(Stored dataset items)
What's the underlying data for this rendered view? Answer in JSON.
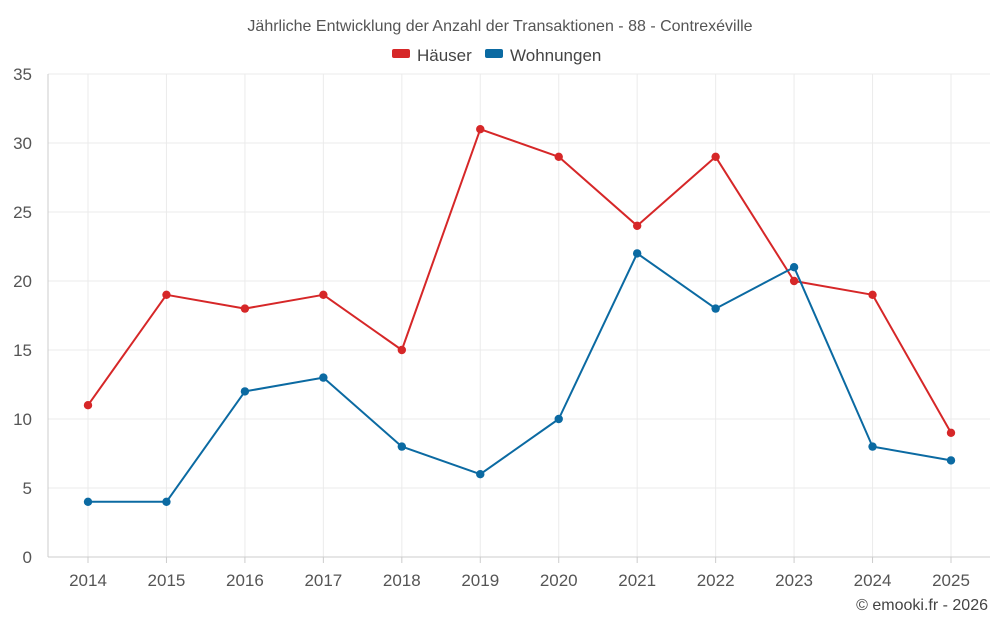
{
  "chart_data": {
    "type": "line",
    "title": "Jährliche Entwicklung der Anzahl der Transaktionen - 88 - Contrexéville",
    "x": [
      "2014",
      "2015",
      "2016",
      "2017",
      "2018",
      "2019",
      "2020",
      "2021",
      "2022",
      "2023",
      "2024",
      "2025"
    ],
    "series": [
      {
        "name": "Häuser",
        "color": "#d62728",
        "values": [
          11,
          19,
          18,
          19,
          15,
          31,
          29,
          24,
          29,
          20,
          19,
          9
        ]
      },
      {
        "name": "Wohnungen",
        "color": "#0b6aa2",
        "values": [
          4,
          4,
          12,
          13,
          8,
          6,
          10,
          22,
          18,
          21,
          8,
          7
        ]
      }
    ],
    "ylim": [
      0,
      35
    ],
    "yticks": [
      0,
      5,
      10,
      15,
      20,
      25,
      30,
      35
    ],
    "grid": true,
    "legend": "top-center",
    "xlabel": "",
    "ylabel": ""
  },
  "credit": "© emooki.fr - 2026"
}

-- What needs to be done --
Set the pictures aside and transcribe the data above exactly.

-- In response --
What's the underlying data for this rendered view? Answer in JSON.
{
  "chart_data": {
    "type": "line",
    "title": "Jährliche Entwicklung der Anzahl der Transaktionen - 88 - Contrexéville",
    "x": [
      "2014",
      "2015",
      "2016",
      "2017",
      "2018",
      "2019",
      "2020",
      "2021",
      "2022",
      "2023",
      "2024",
      "2025"
    ],
    "series": [
      {
        "name": "Häuser",
        "color": "#d62728",
        "values": [
          11,
          19,
          18,
          19,
          15,
          31,
          29,
          24,
          29,
          20,
          19,
          9
        ]
      },
      {
        "name": "Wohnungen",
        "color": "#0b6aa2",
        "values": [
          4,
          4,
          12,
          13,
          8,
          6,
          10,
          22,
          18,
          21,
          8,
          7
        ]
      }
    ],
    "ylim": [
      0,
      35
    ],
    "yticks": [
      0,
      5,
      10,
      15,
      20,
      25,
      30,
      35
    ],
    "grid": true,
    "legend": "top-center",
    "xlabel": "",
    "ylabel": ""
  },
  "credit": "© emooki.fr - 2026"
}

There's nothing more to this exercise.